■ Text for analysis:
Generating Human-like Motion for Robots
Gielniak, Michael J.
Liu, C. Karen
Thomaz, Andrea L.
MetadataShow full item record
Action prediction and fluidity are key elements of human-robot teamwork. If a robot’s actions are hard to understand, it can impede fluid HRI. Our goal is to improve the clarity of robot motion by making it more humanlike. We present an algorithm that autonomously synthesizes human-like variants of an input motion. Our approach is a three stage pipeline. First we optimize motion with respect to spatio-temporal correspondence (STC), which emulates the coordinated effects of human joints that are connected by muscles. We present three experiments that validate that our STC optimization approach increases human-likeness and recognition accuracy for human social partners. Next in the pipeline, we avoid repetitive motion by adding variance, through exploiting redundant and underutilized spaces of the input motion, which creates multiple motions from a single input. In two experiments we validate that our variance approach maintains the human-likeness from the previous step, and that a social partner can still accurately recognize the motion’s intent. As a final step, we maintain the robot’s ability to interact with it’s world by providing it the ability to satisfy constraints. We provide experimental analysis of the effects of constraints on the synthesized human-like robot motion variants.

■ What the task asks: In the abstract above, what does spatio-temporal correspondence (STC) emulate?

■ Provided records:
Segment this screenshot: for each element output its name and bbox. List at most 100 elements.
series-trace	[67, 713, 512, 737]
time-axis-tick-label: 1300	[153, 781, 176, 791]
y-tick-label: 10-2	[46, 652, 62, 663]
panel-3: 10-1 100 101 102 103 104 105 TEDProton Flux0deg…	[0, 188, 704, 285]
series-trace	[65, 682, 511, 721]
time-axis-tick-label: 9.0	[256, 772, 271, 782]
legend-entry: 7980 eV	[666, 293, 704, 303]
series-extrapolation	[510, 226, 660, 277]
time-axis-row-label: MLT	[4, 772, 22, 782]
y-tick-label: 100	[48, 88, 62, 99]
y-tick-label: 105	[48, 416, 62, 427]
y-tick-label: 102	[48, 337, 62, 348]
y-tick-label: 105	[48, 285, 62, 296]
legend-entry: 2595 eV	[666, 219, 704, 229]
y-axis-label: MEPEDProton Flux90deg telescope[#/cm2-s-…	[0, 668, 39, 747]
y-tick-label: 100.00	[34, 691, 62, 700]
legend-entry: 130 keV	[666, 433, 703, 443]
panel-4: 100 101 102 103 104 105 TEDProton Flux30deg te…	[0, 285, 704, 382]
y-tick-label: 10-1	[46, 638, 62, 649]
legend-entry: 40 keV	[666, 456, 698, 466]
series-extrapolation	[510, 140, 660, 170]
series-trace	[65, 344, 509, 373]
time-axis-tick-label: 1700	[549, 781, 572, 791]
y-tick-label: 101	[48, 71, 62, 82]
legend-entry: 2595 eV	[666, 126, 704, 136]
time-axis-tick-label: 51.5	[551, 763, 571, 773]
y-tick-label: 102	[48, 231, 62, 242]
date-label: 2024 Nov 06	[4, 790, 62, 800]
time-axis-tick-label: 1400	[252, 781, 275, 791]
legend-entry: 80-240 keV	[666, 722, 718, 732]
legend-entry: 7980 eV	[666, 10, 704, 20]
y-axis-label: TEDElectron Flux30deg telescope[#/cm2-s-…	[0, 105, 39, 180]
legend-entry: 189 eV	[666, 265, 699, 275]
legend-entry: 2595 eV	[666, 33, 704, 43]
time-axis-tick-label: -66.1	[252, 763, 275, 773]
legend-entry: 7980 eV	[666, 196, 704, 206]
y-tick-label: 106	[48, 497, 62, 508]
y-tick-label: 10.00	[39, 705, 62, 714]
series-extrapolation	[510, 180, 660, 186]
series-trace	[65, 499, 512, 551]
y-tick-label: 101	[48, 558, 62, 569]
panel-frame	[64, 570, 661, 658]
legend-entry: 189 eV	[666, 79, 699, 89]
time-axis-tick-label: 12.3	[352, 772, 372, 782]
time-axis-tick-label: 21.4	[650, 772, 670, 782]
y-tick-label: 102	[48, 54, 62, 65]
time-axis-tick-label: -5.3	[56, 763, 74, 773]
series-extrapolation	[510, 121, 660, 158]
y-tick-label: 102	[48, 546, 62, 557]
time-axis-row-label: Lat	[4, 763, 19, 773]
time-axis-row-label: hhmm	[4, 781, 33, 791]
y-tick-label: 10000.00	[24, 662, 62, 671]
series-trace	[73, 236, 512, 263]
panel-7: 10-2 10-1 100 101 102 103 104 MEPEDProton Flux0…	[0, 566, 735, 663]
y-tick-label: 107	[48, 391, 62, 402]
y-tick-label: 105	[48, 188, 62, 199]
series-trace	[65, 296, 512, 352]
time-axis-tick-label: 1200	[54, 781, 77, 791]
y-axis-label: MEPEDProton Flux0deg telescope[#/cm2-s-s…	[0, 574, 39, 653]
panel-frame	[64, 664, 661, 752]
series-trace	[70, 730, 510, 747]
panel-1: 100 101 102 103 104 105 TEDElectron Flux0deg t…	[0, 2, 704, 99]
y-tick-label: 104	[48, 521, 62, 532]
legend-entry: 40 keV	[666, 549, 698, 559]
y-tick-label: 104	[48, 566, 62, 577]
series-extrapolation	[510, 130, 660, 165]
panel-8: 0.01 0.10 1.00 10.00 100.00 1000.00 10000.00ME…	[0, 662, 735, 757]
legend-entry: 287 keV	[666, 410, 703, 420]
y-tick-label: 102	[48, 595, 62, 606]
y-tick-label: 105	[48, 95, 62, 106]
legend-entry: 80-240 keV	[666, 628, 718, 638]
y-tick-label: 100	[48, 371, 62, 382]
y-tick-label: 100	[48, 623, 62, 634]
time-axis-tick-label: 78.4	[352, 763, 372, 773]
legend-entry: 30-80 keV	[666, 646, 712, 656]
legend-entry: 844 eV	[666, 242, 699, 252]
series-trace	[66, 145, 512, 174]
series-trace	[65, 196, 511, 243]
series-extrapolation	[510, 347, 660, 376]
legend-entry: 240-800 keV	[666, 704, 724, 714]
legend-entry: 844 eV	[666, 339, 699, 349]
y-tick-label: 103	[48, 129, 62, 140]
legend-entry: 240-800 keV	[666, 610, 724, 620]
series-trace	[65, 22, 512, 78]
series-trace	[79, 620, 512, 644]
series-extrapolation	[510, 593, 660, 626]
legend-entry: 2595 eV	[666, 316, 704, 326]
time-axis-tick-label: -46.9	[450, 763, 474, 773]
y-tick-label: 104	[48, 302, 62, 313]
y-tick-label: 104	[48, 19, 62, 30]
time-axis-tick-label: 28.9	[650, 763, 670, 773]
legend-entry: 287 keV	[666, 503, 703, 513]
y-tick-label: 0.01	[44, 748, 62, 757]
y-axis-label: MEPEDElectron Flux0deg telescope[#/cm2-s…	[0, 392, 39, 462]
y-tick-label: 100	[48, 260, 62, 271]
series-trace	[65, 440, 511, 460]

■ Exercise response: The coordinated effects of human joints that are connected by muscles.